— begin EXERCISE MATERIAL —

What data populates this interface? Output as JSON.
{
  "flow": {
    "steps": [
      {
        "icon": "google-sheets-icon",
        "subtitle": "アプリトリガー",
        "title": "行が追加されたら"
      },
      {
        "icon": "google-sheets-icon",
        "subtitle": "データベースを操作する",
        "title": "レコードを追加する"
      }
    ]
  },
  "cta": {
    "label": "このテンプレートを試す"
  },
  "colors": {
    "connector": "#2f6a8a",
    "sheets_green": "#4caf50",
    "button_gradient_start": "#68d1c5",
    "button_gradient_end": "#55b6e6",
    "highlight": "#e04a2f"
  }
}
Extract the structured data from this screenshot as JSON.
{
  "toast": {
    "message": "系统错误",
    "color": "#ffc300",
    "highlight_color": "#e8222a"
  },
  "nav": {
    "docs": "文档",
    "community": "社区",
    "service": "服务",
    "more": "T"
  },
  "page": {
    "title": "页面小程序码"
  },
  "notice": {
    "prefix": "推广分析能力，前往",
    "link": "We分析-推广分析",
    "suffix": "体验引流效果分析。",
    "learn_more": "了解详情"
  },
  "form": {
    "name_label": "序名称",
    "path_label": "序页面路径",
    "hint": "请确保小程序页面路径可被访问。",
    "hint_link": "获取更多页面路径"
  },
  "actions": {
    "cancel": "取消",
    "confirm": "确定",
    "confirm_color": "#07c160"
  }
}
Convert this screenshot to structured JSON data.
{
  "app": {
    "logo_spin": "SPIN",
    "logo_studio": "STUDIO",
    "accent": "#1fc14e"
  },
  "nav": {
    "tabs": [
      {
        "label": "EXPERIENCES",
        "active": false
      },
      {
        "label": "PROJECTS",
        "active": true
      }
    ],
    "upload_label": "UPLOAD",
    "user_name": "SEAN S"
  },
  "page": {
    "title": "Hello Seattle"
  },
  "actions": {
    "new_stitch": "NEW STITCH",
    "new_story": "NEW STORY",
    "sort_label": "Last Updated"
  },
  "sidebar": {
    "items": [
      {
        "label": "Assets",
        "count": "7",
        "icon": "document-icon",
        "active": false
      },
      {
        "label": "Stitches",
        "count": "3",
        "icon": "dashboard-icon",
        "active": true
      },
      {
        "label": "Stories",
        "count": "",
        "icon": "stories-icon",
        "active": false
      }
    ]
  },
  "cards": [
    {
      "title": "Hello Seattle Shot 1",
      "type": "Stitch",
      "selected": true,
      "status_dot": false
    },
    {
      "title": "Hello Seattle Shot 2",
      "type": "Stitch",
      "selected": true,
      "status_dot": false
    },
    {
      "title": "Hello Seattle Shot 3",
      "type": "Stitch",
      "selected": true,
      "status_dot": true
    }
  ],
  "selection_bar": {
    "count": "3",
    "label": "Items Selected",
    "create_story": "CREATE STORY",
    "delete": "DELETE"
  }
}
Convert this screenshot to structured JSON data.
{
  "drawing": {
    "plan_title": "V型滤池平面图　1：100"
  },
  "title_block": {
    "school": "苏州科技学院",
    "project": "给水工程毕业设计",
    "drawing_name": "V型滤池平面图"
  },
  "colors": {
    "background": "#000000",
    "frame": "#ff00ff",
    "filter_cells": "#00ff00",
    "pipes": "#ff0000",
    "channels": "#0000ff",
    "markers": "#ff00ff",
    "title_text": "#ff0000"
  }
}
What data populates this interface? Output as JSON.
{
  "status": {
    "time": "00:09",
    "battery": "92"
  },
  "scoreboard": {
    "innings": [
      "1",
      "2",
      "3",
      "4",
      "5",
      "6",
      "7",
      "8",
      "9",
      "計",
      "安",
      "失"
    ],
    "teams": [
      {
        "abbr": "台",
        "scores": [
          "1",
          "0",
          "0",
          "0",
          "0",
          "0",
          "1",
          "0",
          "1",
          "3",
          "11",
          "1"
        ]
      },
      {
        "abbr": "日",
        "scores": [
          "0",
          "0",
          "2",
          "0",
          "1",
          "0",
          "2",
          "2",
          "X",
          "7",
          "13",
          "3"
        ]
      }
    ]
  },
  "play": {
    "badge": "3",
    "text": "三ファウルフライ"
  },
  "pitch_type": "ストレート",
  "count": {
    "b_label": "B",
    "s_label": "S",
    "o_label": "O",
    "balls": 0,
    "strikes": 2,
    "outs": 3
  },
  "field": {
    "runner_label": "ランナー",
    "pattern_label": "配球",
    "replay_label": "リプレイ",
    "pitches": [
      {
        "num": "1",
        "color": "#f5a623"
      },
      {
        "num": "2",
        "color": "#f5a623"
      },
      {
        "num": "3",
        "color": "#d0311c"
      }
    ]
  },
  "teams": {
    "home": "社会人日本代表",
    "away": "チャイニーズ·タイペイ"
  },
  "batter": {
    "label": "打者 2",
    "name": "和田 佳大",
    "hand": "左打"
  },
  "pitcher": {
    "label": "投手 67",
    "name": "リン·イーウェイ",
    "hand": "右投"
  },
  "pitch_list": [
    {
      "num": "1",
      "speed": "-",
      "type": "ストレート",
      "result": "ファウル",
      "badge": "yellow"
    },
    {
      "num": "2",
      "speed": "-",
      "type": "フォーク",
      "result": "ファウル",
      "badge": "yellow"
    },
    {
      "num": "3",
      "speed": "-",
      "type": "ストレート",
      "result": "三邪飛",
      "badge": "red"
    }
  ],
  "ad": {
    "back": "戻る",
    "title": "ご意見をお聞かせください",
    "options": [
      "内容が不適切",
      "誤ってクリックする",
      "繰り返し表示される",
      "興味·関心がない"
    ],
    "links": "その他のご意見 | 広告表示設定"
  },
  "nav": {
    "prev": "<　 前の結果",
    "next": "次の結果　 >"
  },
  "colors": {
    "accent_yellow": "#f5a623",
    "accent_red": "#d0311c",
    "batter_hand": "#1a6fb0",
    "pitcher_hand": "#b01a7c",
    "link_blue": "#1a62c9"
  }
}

— end EXERCISE MATERIAL —

TASK
Each entry above is to be quoted exactly.

EXERCISE OUTPUT
What data populates this interface? Output as JSON.
{
  "flow": {
    "steps": [
      {
        "icon": "google-sheets-icon",
        "subtitle": "アプリトリガー",
        "title": "行が追加されたら"
      },
      {
        "icon": "google-sheets-icon",
        "subtitle": "データベースを操作する",
        "title": "レコードを追加する"
      }
    ]
  },
  "cta": {
    "label": "このテンプレートを試す"
  },
  "colors": {
    "connector": "#2f6a8a",
    "sheets_green": "#4caf50",
    "button_gradient_start": "#68d1c5",
    "button_gradient_end": "#55b6e6",
    "highlight": "#e04a2f"
  }
}
Extract the structured data from this screenshot as JSON.
{
  "toast": {
    "message": "系统错误",
    "color": "#ffc300",
    "highlight_color": "#e8222a"
  },
  "nav": {
    "docs": "文档",
    "community": "社区",
    "service": "服务",
    "more": "T"
  },
  "page": {
    "title": "页面小程序码"
  },
  "notice": {
    "prefix": "推广分析能力，前往",
    "link": "We分析-推广分析",
    "suffix": "体验引流效果分析。",
    "learn_more": "了解详情"
  },
  "form": {
    "name_label": "序名称",
    "path_label": "序页面路径",
    "hint": "请确保小程序页面路径可被访问。",
    "hint_link": "获取更多页面路径"
  },
  "actions": {
    "cancel": "取消",
    "confirm": "确定",
    "confirm_color": "#07c160"
  }
}
Convert this screenshot to structured JSON data.
{
  "app": {
    "logo_spin": "SPIN",
    "logo_studio": "STUDIO",
    "accent": "#1fc14e"
  },
  "nav": {
    "tabs": [
      {
        "label": "EXPERIENCES",
        "active": false
      },
      {
        "label": "PROJECTS",
        "active": true
      }
    ],
    "upload_label": "UPLOAD",
    "user_name": "SEAN S"
  },
  "page": {
    "title": "Hello Seattle"
  },
  "actions": {
    "new_stitch": "NEW STITCH",
    "new_story": "NEW STORY",
    "sort_label": "Last Updated"
  },
  "sidebar": {
    "items": [
      {
        "label": "Assets",
        "count": "7",
        "icon": "document-icon",
        "active": false
      },
      {
        "label": "Stitches",
        "count": "3",
        "icon": "dashboard-icon",
        "active": true
      },
      {
        "label": "Stories",
        "count": "",
        "icon": "stories-icon",
        "active": false
      }
    ]
  },
  "cards": [
    {
      "title": "Hello Seattle Shot 1",
      "type": "Stitch",
      "selected": true,
      "status_dot": false
    },
    {
      "title": "Hello Seattle Shot 2",
      "type": "Stitch",
      "selected": true,
      "status_dot": false
    },
    {
      "title": "Hello Seattle Shot 3",
      "type": "Stitch",
      "selected": true,
      "status_dot": true
    }
  ],
  "selection_bar": {
    "count": "3",
    "label": "Items Selected",
    "create_story": "CREATE STORY",
    "delete": "DELETE"
  }
}
Convert this screenshot to structured JSON data.
{
  "drawing": {
    "plan_title": "V型滤池平面图　1：100"
  },
  "title_block": {
    "school": "苏州科技学院",
    "project": "给水工程毕业设计",
    "drawing_name": "V型滤池平面图"
  },
  "colors": {
    "background": "#000000",
    "frame": "#ff00ff",
    "filter_cells": "#00ff00",
    "pipes": "#ff0000",
    "channels": "#0000ff",
    "markers": "#ff00ff",
    "title_text": "#ff0000"
  }
}
What data populates this interface? Output as JSON.
{
  "status": {
    "time": "00:09",
    "battery": "92"
  },
  "scoreboard": {
    "innings": [
      "1",
      "2",
      "3",
      "4",
      "5",
      "6",
      "7",
      "8",
      "9",
      "計",
      "安",
      "失"
    ],
    "teams": [
      {
        "abbr": "台",
        "scores": [
          "1",
          "0",
          "0",
          "0",
          "0",
          "0",
          "1",
          "0",
          "1",
          "3",
          "11",
          "1"
        ]
      },
      {
        "abbr": "日",
        "scores": [
          "0",
          "0",
          "2",
          "0",
          "1",
          "0",
          "2",
          "2",
          "X",
          "7",
          "13",
          "3"
        ]
      }
    ]
  },
  "play": {
    "badge": "3",
    "text": "三ファウルフライ"
  },
  "pitch_type": "ストレート",
  "count": {
    "b_label": "B",
    "s_label": "S",
    "o_label": "O",
    "balls": 0,
    "strikes": 2,
    "outs": 3
  },
  "field": {
    "runner_label": "ランナー",
    "pattern_label": "配球",
    "replay_label": "リプレイ",
    "pitches": [
      {
        "num": "1",
        "color": "#f5a623"
      },
      {
        "num": "2",
        "color": "#f5a623"
      },
      {
        "num": "3",
        "color": "#d0311c"
      }
    ]
  },
  "teams": {
    "home": "社会人日本代表",
    "away": "チャイニーズ·タイペイ"
  },
  "batter": {
    "label": "打者 2",
    "name": "和田 佳大",
    "hand": "左打"
  },
  "pitcher": {
    "label": "投手 67",
    "name": "リン·イーウェイ",
    "hand": "右投"
  },
  "pitch_list": [
    {
      "num": "1",
      "speed": "-",
      "type": "ストレート",
      "result": "ファウル",
      "badge": "yellow"
    },
    {
      "num": "2",
      "speed": "-",
      "type": "フォーク",
      "result": "ファウル",
      "badge": "yellow"
    },
    {
      "num": "3",
      "speed": "-",
      "type": "ストレート",
      "result": "三邪飛",
      "badge": "red"
    }
  ],
  "ad": {
    "back": "戻る",
    "title": "ご意見をお聞かせください",
    "options": [
      "内容が不適切",
      "誤ってクリックする",
      "繰り返し表示される",
      "興味·関心がない"
    ],
    "links": "その他のご意見 | 広告表示設定"
  },
  "nav": {
    "prev": "<　 前の結果",
    "next": "次の結果　 >"
  },
  "colors": {
    "accent_yellow": "#f5a623",
    "accent_red": "#d0311c",
    "batter_hand": "#1a6fb0",
    "pitcher_hand": "#b01a7c",
    "link_blue": "#1a62c9"
  }
}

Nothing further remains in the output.